Exercise goal:
Make an exact copy of all the data.

Data shown:
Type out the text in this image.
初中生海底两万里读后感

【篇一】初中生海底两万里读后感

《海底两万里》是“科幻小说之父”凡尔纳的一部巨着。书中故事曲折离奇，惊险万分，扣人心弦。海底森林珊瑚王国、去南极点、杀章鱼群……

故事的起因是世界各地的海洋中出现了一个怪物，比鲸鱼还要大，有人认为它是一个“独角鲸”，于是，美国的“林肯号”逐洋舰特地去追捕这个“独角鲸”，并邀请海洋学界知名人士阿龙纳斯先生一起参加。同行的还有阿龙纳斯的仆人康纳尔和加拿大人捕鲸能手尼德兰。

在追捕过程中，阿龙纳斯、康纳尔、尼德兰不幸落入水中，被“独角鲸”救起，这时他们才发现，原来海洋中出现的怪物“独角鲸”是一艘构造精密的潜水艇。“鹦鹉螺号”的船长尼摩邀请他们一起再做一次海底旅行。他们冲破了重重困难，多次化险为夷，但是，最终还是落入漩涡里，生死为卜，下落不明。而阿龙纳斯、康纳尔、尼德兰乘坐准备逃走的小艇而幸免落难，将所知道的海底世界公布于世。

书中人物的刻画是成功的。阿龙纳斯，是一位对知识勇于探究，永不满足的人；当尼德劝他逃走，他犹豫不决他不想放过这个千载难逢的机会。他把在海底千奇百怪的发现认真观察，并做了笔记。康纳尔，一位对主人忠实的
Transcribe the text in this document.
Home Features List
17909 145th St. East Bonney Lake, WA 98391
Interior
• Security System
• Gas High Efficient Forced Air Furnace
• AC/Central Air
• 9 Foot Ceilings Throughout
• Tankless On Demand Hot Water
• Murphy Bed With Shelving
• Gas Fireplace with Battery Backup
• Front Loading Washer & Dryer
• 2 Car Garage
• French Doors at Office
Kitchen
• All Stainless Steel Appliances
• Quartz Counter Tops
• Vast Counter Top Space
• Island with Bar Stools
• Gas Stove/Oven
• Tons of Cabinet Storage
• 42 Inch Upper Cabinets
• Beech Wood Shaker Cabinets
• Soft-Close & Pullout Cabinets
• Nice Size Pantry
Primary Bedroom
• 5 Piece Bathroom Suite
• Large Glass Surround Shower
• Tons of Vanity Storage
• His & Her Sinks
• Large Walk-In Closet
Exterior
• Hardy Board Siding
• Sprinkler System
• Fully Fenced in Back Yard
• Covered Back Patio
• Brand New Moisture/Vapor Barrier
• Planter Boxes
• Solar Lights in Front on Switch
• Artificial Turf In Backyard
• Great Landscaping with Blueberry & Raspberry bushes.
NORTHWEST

Exercise answer:
Type out the text in this image.
初中生海底两万里读后感

【篇一】初中生海底两万里读后感

《海底两万里》是“科幻小说之父”凡尔纳的一部巨着。书中故事曲折离奇，惊险万分，扣人心弦。海底森林珊瑚王国、去南极点、杀章鱼群……

故事的起因是世界各地的海洋中出现了一个怪物，比鲸鱼还要大，有人认为它是一个“独角鲸”，于是，美国的“林肯号”逐洋舰特地去追捕这个“独角鲸”，并邀请海洋学界知名人士阿龙纳斯先生一起参加。同行的还有阿龙纳斯的仆人康纳尔和加拿大人捕鲸能手尼德兰。

在追捕过程中，阿龙纳斯、康纳尔、尼德兰不幸落入水中，被“独角鲸”救起，这时他们才发现，原来海洋中出现的怪物“独角鲸”是一艘构造精密的潜水艇。“鹦鹉螺号”的船长尼摩邀请他们一起再做一次海底旅行。他们冲破了重重困难，多次化险为夷，但是，最终还是落入漩涡里，生死为卜，下落不明。而阿龙纳斯、康纳尔、尼德兰乘坐准备逃走的小艇而幸免落难，将所知道的海底世界公布于世。

书中人物的刻画是成功的。阿龙纳斯，是一位对知识勇于探究，永不满足的人；当尼德劝他逃走，他犹豫不决他不想放过这个千载难逢的机会。他把在海底千奇百怪的发现认真观察，并做了笔记。康纳尔，一位对主人忠实的
Transcribe the text in this document.
Home Features List
17909 145th St. East Bonney Lake, WA 98391
Interior
• Security System
• Gas High Efficient Forced Air Furnace
• AC/Central Air
• 9 Foot Ceilings Throughout
• Tankless On Demand Hot Water
• Murphy Bed With Shelving
• Gas Fireplace with Battery Backup
• Front Loading Washer & Dryer
• 2 Car Garage
• French Doors at Office
Kitchen
• All Stainless Steel Appliances
• Quartz Counter Tops
• Vast Counter Top Space
• Island with Bar Stools
• Gas Stove/Oven
• Tons of Cabinet Storage
• 42 Inch Upper Cabinets
• Beech Wood Shaker Cabinets
• Soft-Close & Pullout Cabinets
• Nice Size Pantry
Primary Bedroom
• 5 Piece Bathroom Suite
• Large Glass Surround Shower
• Tons of Vanity Storage
• His & Her Sinks
• Large Walk-In Closet
Exterior
• Hardy Board Siding
• Sprinkler System
• Fully Fenced in Back Yard
• Covered Back Patio
• Brand New Moisture/Vapor Barrier
• Planter Boxes
• Solar Lights in Front on Switch
• Artificial Turf In Backyard
• Great Landscaping with Blueberry & Raspberry bushes.
NORTHWEST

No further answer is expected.